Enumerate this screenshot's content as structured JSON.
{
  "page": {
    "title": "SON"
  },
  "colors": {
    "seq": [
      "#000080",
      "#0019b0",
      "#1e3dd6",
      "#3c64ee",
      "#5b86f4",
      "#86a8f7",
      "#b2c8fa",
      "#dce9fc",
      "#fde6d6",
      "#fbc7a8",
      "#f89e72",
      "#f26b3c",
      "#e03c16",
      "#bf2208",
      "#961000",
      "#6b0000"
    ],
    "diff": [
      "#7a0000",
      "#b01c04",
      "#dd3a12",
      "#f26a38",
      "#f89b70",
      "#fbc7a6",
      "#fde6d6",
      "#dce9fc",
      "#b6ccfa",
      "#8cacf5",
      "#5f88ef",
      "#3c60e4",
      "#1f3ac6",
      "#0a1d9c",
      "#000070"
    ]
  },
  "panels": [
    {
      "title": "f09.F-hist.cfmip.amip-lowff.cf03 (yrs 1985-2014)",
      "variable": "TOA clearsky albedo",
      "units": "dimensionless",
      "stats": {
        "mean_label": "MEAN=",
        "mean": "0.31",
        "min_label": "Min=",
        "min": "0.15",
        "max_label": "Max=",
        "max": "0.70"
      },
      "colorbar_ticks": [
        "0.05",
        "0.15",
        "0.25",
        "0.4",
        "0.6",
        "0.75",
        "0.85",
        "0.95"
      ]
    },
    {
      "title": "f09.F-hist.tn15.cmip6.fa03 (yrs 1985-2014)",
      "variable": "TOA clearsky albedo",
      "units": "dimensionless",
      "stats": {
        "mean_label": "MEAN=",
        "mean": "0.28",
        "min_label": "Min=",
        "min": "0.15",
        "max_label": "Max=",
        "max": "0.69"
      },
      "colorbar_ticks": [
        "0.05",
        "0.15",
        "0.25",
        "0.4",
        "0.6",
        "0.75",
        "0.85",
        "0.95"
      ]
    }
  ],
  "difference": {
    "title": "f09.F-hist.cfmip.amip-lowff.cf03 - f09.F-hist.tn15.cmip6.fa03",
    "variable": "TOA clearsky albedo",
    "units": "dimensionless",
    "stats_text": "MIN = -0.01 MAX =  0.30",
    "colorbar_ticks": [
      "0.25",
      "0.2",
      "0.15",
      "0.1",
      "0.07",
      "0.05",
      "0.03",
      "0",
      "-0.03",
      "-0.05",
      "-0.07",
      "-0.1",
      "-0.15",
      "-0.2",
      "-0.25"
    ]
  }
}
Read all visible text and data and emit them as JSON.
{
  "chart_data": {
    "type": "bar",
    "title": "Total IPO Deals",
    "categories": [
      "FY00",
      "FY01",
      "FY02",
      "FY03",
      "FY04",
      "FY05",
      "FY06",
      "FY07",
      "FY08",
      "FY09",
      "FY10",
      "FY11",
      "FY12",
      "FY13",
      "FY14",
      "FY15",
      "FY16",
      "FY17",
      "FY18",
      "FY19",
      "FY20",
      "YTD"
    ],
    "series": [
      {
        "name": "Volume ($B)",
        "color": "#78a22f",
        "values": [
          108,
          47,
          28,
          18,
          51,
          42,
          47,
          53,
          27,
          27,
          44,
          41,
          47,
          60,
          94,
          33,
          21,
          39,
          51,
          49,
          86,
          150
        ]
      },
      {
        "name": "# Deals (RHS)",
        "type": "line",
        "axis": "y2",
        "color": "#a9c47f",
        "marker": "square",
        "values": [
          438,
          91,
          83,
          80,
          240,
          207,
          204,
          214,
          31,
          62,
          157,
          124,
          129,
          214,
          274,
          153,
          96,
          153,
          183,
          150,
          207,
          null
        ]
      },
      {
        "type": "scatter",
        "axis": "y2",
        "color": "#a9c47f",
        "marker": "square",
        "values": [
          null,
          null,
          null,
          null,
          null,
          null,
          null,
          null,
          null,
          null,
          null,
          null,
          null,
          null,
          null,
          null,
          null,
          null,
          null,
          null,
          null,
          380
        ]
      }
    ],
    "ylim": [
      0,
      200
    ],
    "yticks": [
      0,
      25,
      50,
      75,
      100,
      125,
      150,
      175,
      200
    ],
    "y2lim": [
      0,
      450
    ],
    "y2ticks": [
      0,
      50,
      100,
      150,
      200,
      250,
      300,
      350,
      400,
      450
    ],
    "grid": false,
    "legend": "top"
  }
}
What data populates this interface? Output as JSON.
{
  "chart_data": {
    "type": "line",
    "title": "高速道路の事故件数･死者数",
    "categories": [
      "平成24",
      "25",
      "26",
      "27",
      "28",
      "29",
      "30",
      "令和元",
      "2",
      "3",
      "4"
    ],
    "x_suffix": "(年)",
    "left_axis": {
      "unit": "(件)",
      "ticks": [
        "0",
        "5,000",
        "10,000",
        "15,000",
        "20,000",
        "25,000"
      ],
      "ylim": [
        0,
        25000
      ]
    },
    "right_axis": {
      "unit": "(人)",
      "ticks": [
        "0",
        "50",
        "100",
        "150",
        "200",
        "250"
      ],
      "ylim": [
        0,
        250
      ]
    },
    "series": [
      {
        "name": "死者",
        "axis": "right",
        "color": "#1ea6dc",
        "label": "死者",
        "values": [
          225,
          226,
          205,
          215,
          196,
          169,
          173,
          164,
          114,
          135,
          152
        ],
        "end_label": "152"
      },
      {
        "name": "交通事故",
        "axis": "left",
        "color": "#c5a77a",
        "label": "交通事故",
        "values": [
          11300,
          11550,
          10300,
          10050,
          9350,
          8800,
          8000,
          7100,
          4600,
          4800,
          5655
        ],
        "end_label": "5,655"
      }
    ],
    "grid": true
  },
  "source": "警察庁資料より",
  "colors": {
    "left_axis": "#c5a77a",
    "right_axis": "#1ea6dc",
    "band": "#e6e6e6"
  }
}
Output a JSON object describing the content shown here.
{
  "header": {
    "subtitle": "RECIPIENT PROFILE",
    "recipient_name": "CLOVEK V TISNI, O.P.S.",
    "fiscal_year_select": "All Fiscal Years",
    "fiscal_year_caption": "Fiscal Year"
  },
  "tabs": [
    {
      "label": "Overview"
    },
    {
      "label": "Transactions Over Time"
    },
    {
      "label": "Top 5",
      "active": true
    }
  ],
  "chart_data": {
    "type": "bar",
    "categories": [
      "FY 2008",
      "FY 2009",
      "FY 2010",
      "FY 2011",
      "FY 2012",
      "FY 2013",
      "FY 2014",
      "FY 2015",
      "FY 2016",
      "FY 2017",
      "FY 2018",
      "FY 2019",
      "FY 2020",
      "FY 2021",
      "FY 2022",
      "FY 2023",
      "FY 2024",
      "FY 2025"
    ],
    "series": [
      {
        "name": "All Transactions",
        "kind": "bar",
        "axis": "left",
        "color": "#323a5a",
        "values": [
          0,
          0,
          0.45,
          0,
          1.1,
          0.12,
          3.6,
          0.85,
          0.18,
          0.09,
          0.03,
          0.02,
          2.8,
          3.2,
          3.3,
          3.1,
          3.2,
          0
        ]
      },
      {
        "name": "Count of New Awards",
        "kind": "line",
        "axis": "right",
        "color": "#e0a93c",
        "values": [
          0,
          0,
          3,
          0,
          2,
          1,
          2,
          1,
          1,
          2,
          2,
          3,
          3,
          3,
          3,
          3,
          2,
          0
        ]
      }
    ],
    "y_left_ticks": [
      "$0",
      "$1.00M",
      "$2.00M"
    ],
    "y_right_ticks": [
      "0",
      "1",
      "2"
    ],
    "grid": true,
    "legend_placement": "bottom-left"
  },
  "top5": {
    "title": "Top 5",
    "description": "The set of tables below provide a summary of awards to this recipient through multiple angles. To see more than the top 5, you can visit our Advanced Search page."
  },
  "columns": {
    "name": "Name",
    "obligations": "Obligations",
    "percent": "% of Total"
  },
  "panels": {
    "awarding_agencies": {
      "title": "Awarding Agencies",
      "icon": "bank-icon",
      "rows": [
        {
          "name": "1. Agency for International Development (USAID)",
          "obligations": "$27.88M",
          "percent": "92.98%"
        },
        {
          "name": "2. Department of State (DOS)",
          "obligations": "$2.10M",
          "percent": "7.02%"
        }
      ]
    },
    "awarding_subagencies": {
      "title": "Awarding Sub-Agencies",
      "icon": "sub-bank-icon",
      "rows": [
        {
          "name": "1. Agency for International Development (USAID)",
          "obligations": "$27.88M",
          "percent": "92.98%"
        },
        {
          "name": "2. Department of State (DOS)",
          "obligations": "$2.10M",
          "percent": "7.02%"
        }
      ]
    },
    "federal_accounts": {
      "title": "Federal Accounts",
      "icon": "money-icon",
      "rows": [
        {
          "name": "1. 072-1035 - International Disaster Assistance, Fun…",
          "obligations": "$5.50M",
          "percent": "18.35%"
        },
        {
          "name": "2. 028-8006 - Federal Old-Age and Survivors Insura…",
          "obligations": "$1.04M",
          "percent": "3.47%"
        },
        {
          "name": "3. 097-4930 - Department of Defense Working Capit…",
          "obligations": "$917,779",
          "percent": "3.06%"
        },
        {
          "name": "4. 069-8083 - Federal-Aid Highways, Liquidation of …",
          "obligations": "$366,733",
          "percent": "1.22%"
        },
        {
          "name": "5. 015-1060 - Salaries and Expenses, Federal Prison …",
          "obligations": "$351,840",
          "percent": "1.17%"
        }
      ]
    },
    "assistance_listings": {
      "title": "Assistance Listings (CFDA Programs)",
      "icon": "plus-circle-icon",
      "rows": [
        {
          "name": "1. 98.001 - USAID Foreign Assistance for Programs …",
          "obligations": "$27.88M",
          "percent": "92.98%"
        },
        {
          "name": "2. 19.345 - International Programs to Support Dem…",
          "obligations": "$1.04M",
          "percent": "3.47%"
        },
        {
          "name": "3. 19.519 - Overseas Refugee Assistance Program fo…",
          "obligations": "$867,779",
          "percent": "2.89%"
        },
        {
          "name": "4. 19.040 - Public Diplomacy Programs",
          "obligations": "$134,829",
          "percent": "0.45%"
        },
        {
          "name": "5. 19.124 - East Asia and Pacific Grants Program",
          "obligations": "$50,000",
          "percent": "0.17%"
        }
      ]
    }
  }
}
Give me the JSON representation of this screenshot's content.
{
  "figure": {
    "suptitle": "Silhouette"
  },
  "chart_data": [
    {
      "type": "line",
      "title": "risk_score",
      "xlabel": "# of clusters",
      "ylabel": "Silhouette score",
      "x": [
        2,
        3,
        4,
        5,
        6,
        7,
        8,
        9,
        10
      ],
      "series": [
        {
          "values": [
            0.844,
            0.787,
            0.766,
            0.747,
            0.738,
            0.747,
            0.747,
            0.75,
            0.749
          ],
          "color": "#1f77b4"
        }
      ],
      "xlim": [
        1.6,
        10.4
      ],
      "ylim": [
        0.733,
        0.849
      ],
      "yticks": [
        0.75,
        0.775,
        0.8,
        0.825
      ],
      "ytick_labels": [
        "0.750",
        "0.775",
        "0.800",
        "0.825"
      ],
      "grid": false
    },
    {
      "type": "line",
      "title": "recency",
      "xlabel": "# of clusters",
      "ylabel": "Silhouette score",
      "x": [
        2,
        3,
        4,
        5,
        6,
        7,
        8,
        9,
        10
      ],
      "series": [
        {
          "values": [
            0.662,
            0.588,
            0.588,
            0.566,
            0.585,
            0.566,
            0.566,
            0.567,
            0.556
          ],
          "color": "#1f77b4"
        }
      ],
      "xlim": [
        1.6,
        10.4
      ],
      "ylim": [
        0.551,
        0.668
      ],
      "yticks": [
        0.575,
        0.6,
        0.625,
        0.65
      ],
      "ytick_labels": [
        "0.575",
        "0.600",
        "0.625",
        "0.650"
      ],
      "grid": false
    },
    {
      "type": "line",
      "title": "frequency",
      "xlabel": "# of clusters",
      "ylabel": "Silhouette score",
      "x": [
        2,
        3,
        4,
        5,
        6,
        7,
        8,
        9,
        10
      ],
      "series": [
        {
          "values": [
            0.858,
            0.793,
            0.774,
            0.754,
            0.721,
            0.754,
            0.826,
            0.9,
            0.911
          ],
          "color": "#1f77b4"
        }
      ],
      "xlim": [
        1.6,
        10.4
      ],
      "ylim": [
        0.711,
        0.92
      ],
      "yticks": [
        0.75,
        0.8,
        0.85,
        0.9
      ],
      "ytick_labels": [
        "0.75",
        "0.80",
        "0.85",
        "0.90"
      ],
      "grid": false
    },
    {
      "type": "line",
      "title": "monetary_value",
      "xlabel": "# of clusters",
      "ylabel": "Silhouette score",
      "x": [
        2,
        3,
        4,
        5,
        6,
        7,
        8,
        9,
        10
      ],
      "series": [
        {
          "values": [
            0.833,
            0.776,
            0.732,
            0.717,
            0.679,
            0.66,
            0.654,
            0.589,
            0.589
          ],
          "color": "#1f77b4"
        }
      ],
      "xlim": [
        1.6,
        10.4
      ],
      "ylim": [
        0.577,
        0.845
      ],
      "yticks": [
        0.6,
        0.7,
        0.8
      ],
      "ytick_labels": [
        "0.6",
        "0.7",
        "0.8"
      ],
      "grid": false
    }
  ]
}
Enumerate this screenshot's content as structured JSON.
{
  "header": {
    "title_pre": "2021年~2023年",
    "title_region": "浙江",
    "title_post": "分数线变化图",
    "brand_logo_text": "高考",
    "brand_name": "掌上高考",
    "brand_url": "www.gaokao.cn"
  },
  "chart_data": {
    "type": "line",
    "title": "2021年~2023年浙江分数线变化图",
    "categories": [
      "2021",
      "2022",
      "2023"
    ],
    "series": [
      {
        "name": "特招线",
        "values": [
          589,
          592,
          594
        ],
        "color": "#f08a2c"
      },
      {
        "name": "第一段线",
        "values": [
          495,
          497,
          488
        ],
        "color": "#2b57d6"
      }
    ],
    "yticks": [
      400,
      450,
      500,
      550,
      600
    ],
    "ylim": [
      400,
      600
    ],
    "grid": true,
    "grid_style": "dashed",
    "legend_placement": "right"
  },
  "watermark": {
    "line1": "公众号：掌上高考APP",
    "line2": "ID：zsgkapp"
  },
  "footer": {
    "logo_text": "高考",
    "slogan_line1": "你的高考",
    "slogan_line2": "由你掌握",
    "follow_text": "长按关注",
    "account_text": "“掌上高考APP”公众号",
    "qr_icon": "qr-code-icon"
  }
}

• [Request]: From the entries above, copy every line that holds the word "JSON".

• [Solution to this exercise]:
Enumerate this screenshot's content as structured JSON.
Read all visible text and data and emit them as JSON.
What data populates this interface? Output as JSON.
Output a JSON object describing the content shown here.
Give me the JSON representation of this screenshot's content.
Enumerate this screenshot's content as structured JSON.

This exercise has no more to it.